**To do**. The records that follow are to be repeated without alteration.

[Records about charts and figures]
---*---

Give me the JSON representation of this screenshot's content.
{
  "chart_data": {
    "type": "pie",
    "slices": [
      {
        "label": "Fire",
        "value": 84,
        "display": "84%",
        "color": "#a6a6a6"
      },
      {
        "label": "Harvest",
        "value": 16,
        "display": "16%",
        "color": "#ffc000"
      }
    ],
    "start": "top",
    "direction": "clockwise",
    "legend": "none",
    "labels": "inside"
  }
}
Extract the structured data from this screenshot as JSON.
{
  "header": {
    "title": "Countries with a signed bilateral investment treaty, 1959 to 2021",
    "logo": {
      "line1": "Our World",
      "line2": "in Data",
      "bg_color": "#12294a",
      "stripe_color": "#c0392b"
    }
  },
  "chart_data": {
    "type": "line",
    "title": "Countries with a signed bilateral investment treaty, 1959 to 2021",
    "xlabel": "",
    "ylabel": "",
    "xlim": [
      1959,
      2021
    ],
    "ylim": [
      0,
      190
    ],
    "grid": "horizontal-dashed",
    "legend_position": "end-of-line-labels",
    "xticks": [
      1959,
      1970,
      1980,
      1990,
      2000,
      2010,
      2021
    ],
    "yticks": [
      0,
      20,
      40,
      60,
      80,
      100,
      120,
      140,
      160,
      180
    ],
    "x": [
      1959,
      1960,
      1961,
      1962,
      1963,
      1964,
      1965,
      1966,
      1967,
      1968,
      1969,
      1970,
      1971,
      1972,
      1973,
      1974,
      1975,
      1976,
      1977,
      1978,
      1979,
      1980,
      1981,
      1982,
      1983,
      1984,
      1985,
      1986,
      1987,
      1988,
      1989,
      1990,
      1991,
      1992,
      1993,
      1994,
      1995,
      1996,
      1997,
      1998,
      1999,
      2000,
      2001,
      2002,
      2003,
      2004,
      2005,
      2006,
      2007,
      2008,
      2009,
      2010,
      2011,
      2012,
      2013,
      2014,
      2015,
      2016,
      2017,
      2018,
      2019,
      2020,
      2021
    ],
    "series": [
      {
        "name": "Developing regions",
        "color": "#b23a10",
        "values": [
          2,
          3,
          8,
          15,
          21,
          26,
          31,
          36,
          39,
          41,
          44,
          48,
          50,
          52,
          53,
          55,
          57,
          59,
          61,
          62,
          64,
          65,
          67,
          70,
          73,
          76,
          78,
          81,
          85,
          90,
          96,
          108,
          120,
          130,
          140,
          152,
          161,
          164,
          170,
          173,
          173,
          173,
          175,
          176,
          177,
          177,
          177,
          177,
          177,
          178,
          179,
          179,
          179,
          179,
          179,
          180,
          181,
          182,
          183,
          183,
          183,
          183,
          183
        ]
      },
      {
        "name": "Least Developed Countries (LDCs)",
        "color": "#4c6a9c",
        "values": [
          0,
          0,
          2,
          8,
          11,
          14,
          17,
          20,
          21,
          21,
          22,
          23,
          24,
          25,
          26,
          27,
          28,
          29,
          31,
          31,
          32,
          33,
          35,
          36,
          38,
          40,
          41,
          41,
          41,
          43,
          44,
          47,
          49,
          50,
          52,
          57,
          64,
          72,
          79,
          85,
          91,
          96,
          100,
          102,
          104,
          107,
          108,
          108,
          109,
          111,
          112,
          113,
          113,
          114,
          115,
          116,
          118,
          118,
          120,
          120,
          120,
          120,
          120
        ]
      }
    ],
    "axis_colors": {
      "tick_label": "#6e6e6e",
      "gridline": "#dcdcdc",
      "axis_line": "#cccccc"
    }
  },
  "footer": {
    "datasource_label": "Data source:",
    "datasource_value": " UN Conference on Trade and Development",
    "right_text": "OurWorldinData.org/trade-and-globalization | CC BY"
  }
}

---*---

**Task answer**.
Give me the JSON representation of this screenshot's content.
{
  "chart_data": {
    "type": "pie",
    "slices": [
      {
        "label": "Fire",
        "value": 84,
        "display": "84%",
        "color": "#a6a6a6"
      },
      {
        "label": "Harvest",
        "value": 16,
        "display": "16%",
        "color": "#ffc000"
      }
    ],
    "start": "top",
    "direction": "clockwise",
    "legend": "none",
    "labels": "inside"
  }
}
Extract the structured data from this screenshot as JSON.
{
  "header": {
    "title": "Countries with a signed bilateral investment treaty, 1959 to 2021",
    "logo": {
      "line1": "Our World",
      "line2": "in Data",
      "bg_color": "#12294a",
      "stripe_color": "#c0392b"
    }
  },
  "chart_data": {
    "type": "line",
    "title": "Countries with a signed bilateral investment treaty, 1959 to 2021",
    "xlabel": "",
    "ylabel": "",
    "xlim": [
      1959,
      2021
    ],
    "ylim": [
      0,
      190
    ],
    "grid": "horizontal-dashed",
    "legend_position": "end-of-line-labels",
    "xticks": [
      1959,
      1970,
      1980,
      1990,
      2000,
      2010,
      2021
    ],
    "yticks": [
      0,
      20,
      40,
      60,
      80,
      100,
      120,
      140,
      160,
      180
    ],
    "x": [
      1959,
      1960,
      1961,
      1962,
      1963,
      1964,
      1965,
      1966,
      1967,
      1968,
      1969,
      1970,
      1971,
      1972,
      1973,
      1974,
      1975,
      1976,
      1977,
      1978,
      1979,
      1980,
      1981,
      1982,
      1983,
      1984,
      1985,
      1986,
      1987,
      1988,
      1989,
      1990,
      1991,
      1992,
      1993,
      1994,
      1995,
      1996,
      1997,
      1998,
      1999,
      2000,
      2001,
      2002,
      2003,
      2004,
      2005,
      2006,
      2007,
      2008,
      2009,
      2010,
      2011,
      2012,
      2013,
      2014,
      2015,
      2016,
      2017,
      2018,
      2019,
      2020,
      2021
    ],
    "series": [
      {
        "name": "Developing regions",
        "color": "#b23a10",
        "values": [
          2,
          3,
          8,
          15,
          21,
          26,
          31,
          36,
          39,
          41,
          44,
          48,
          50,
          52,
          53,
          55,
          57,
          59,
          61,
          62,
          64,
          65,
          67,
          70,
          73,
          76,
          78,
          81,
          85,
          90,
          96,
          108,
          120,
          130,
          140,
          152,
          161,
          164,
          170,
          173,
          173,
          173,
          175,
          176,
          177,
          177,
          177,
          177,
          177,
          178,
          179,
          179,
          179,
          179,
          179,
          180,
          181,
          182,
          183,
          183,
          183,
          183,
          183
        ]
      },
      {
        "name": "Least Developed Countries (LDCs)",
        "color": "#4c6a9c",
        "values": [
          0,
          0,
          2,
          8,
          11,
          14,
          17,
          20,
          21,
          21,
          22,
          23,
          24,
          25,
          26,
          27,
          28,
          29,
          31,
          31,
          32,
          33,
          35,
          36,
          38,
          40,
          41,
          41,
          41,
          43,
          44,
          47,
          49,
          50,
          52,
          57,
          64,
          72,
          79,
          85,
          91,
          96,
          100,
          102,
          104,
          107,
          108,
          108,
          109,
          111,
          112,
          113,
          113,
          114,
          115,
          116,
          118,
          118,
          120,
          120,
          120,
          120,
          120
        ]
      }
    ],
    "axis_colors": {
      "tick_label": "#6e6e6e",
      "gridline": "#dcdcdc",
      "axis_line": "#cccccc"
    }
  },
  "footer": {
    "datasource_label": "Data source:",
    "datasource_value": " UN Conference on Trade and Development",
    "right_text": "OurWorldinData.org/trade-and-globalization | CC BY"
  }
}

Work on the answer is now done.